» **Written request**:
Go through the data below line by line and count those containing the word "name". Reply with the count only.

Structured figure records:

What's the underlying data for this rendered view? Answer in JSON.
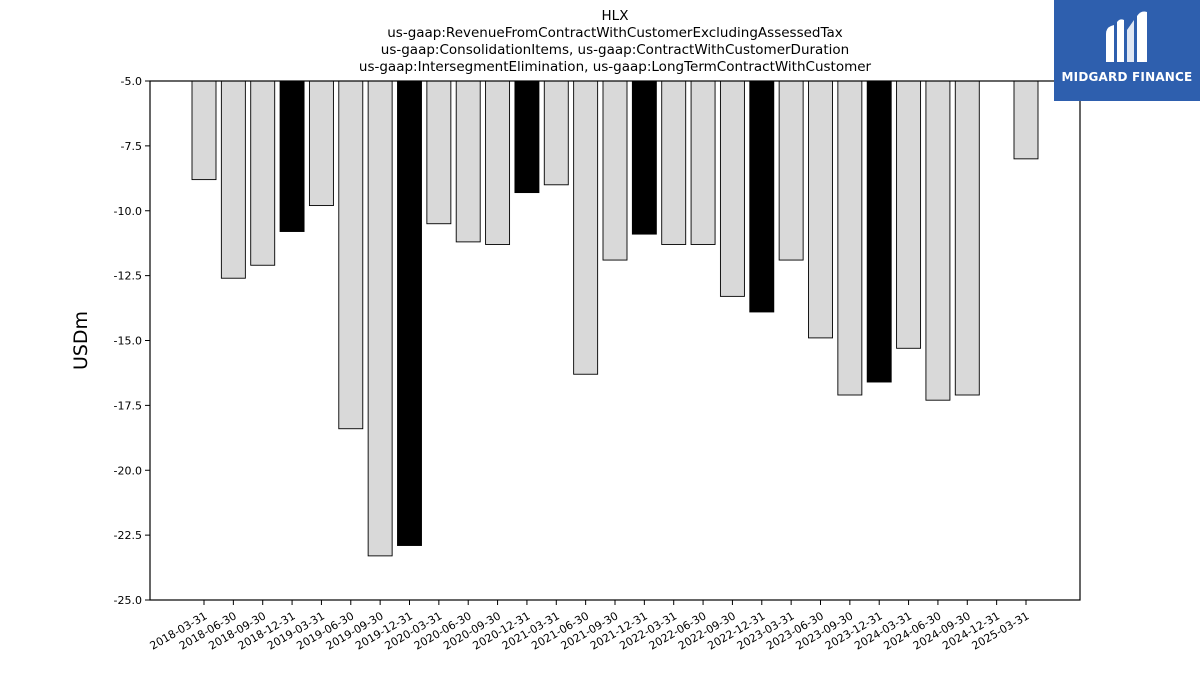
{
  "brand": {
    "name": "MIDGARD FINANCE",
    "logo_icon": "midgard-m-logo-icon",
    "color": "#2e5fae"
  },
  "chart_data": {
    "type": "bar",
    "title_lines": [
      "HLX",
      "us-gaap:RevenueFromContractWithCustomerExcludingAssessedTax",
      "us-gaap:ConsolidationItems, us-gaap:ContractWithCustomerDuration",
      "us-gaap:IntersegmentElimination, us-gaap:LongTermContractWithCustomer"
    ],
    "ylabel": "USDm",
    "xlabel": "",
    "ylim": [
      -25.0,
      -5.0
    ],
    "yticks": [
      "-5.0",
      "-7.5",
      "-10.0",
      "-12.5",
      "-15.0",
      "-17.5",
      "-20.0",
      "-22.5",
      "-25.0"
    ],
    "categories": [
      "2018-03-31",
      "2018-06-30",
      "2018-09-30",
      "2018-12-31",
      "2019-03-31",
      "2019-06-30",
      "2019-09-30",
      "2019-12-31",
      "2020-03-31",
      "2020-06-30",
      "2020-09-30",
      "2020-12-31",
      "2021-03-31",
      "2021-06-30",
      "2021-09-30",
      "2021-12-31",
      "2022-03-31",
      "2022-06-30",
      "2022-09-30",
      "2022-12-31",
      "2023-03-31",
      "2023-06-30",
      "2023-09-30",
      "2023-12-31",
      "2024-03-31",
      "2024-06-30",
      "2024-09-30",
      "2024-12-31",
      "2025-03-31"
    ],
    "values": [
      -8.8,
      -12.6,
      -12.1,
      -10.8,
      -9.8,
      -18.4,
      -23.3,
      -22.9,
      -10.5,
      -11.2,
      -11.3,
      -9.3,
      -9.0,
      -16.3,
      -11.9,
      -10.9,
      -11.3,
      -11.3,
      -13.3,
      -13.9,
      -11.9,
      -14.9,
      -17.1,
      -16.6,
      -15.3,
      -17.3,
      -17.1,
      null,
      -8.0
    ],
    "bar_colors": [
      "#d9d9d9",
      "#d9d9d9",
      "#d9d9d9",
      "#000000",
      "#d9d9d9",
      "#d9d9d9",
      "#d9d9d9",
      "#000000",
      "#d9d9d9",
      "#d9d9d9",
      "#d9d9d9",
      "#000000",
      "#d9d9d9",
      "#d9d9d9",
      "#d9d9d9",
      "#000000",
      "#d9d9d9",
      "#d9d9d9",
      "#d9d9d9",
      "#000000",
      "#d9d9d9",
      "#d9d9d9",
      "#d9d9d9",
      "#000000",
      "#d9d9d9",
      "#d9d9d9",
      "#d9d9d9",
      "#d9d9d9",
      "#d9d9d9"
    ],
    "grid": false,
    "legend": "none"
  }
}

...

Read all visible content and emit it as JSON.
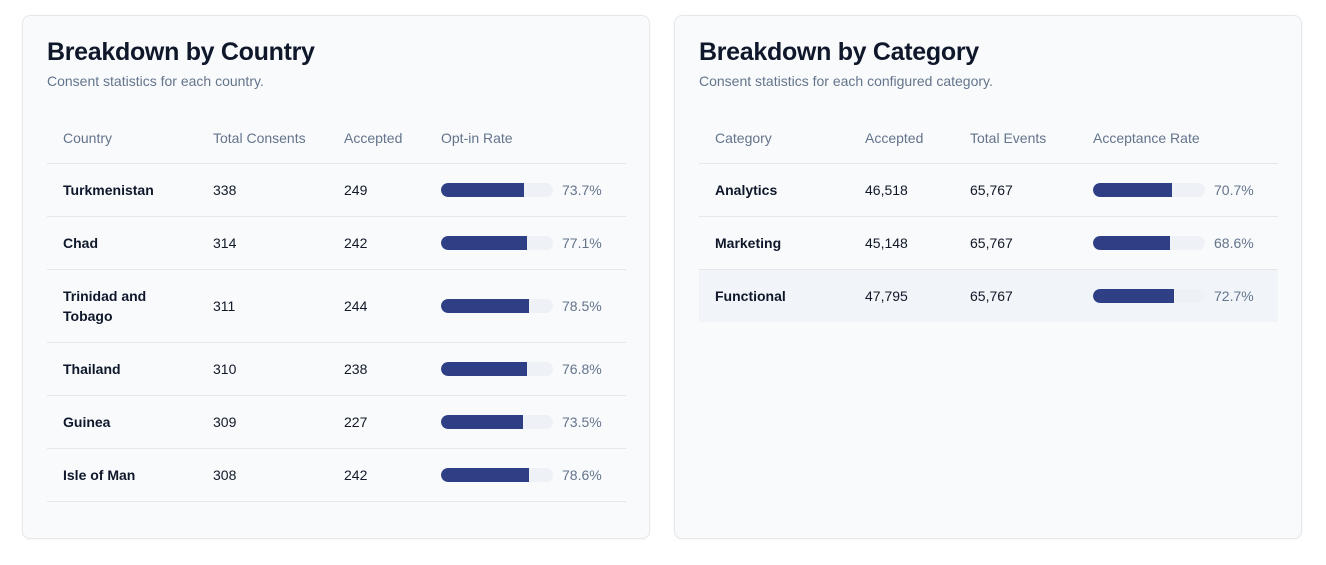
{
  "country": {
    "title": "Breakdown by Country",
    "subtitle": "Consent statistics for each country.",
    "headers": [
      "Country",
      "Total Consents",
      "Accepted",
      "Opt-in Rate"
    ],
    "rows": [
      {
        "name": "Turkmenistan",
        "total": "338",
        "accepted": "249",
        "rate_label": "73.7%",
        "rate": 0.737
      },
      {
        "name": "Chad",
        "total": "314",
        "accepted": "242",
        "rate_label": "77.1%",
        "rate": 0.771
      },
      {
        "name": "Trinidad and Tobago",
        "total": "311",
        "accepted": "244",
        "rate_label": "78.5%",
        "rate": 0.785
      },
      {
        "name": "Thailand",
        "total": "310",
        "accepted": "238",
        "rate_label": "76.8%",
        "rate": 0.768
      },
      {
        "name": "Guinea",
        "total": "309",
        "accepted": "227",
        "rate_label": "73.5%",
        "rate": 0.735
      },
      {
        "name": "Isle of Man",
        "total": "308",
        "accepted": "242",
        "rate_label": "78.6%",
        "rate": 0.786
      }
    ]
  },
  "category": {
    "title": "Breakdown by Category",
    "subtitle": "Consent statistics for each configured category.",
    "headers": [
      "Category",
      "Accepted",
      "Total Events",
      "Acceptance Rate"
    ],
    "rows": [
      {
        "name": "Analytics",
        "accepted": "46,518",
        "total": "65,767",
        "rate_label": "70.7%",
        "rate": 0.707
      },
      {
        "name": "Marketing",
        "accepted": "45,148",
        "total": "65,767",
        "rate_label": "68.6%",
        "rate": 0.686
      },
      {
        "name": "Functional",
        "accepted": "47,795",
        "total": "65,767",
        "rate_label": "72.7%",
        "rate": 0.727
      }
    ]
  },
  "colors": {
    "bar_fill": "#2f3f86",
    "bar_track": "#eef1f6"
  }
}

» **Completed exercise**:
10